When looking at the past couple of years, I have gone through various periods in my doodles. There was one stage where I was focused on the many ways people walked. I was concentrating my viewpoint on people walking toward me, so I was drawing people from the front. It is much easier to show a figure walking from the side, so I was attempting to uncover the secrets of frontal strides because I wasn’t sure if I could do it.

Instead of drawing from a photo or other captured image, I was observing people in public. But I was not drawing from observation, not in the strict definition; actually, it was more like I would look and digest what I had just seen, and then I would draw from memory, the moment it was already gone. Of course, when watching someone’s steps, you have no chance at an observational rendering because you find it happens so quickly that you have to try to see the next step to understand what you have just seen the second before. It was a quick process: I would look, grasp the figure in my mind, and bend my head to my sheet to find the walking figure in a few loops.Everybody has a different walk. If words could represent an amble or a march or a fleet-footed shuffle, a few scrawls had the capacity to get at something almost unmentionable but far more sophisticated in expression. There was a personality behind everybody’s walk, it seemed, and I was witnessing the gestural analog of a moving fingerprint.

:: PROBLEM SET ::
- A) Quote the passage on sketching people's walks between "When looking at" and "could do it.", inclusive, copying each word as it appears.
- B) Extend the passage on sketching people's walks, picking up right after its final sentence.

:: DATA ::
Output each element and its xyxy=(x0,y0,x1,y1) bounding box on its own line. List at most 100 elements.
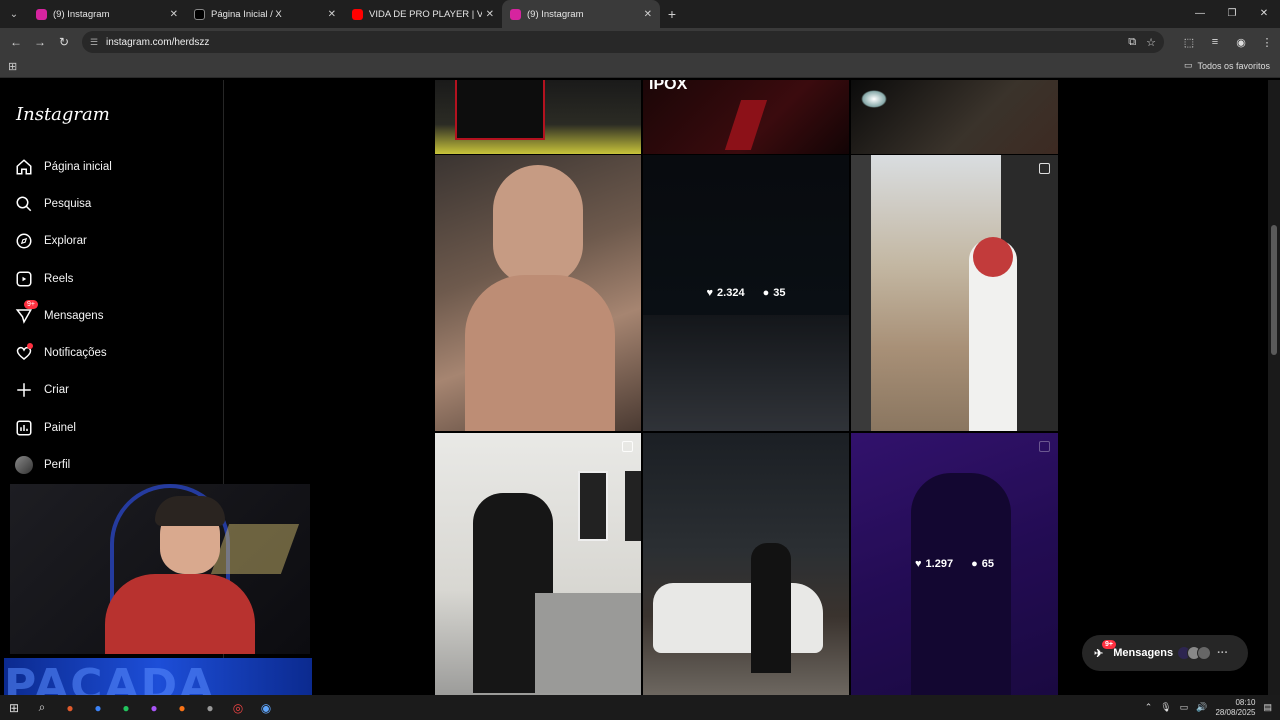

:: RESULTS FOR EACH TASK ::
- A)
When looking at the past couple of years, I have gone through various periods in my doodles. There was one stage where I was focused on the many ways people walked. I was concentrating my viewpoint on people walking toward me, so I was drawing people from the front. It is much easier to show a figure walking from the side, so I was attempting to uncover the secrets of frontal strides because I wasn’t sure if I could do it.

- B)
With each worthless scribble, I was getting at something deeper and more fundamental than just cataloguing an endless stream of idiosyncratic steps, and I knew that when you succeed in something like this, you possess a part of that thing you’re representing (even if with nothing but flimsy lines). I was expanding my collection of such information. This was information I can use. Such a thing can come out again whenever I needed it in some future project. I have been collecting such data for years, growing my personal library to its greatest dimensions yet, hoping to be able to use all this understanding whenever it was needed in a painting or some such ambition.